CONSEGNA:
Puoi ripetere identiche le righe dell'elenco, dalla prima fino a quella con "data-point [625, 635, 638, 648]" inclusa?

DATI DI PARTENZA:
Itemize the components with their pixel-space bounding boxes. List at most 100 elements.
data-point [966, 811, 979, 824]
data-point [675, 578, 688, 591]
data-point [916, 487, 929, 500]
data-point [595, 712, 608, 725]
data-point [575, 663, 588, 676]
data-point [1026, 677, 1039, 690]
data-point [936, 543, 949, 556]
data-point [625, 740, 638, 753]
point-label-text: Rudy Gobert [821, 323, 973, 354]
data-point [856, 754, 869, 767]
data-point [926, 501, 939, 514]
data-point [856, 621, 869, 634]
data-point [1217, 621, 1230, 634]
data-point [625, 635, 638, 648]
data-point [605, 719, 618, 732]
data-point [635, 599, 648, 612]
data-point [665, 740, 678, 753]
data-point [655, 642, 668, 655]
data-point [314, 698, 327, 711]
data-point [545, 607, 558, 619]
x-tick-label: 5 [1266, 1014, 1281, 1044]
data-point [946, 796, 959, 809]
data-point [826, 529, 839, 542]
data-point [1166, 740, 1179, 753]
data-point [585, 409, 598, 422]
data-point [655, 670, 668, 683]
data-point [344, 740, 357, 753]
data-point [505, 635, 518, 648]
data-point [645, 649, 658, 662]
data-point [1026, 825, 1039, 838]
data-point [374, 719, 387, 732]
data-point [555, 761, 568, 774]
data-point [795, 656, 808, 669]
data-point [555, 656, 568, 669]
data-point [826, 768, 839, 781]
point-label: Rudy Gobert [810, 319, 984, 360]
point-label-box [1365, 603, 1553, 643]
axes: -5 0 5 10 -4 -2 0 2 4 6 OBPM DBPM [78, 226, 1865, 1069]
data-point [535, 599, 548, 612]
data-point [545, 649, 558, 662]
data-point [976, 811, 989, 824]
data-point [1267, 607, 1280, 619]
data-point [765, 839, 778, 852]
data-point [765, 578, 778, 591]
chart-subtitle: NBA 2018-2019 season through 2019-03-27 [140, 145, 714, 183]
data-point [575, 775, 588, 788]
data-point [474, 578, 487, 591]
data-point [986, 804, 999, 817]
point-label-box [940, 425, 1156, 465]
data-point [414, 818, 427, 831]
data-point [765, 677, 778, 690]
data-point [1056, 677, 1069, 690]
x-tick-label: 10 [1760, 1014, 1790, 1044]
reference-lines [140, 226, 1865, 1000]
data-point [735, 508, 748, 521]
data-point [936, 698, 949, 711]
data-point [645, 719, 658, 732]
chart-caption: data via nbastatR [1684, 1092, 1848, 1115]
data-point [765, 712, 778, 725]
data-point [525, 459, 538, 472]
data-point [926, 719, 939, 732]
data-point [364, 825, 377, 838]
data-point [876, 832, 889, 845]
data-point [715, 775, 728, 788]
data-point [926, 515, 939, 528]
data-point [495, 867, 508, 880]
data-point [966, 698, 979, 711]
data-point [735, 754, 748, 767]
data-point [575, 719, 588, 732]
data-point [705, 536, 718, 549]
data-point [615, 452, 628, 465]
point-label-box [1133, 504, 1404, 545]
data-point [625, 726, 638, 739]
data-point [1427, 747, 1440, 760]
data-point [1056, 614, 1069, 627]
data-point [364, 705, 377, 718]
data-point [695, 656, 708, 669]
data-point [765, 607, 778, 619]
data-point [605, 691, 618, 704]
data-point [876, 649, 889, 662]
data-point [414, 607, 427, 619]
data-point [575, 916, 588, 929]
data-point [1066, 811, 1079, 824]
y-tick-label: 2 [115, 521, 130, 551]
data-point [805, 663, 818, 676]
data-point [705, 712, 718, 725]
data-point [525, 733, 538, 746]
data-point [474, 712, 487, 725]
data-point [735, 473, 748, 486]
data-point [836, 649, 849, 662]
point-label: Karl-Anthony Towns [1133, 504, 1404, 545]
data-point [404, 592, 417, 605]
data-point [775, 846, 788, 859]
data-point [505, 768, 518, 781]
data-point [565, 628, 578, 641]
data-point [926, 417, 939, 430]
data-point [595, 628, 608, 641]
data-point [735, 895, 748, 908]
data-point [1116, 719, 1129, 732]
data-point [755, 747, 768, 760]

RISPOSTA COMPLETA:
Itemize the components with their pixel-space bounding boxes. List at most 100 elements.
data-point [966, 811, 979, 824]
data-point [675, 578, 688, 591]
data-point [916, 487, 929, 500]
data-point [595, 712, 608, 725]
data-point [575, 663, 588, 676]
data-point [1026, 677, 1039, 690]
data-point [936, 543, 949, 556]
data-point [625, 740, 638, 753]
point-label-text: Rudy Gobert [821, 323, 973, 354]
data-point [856, 754, 869, 767]
data-point [926, 501, 939, 514]
data-point [856, 621, 869, 634]
data-point [1217, 621, 1230, 634]
data-point [625, 635, 638, 648]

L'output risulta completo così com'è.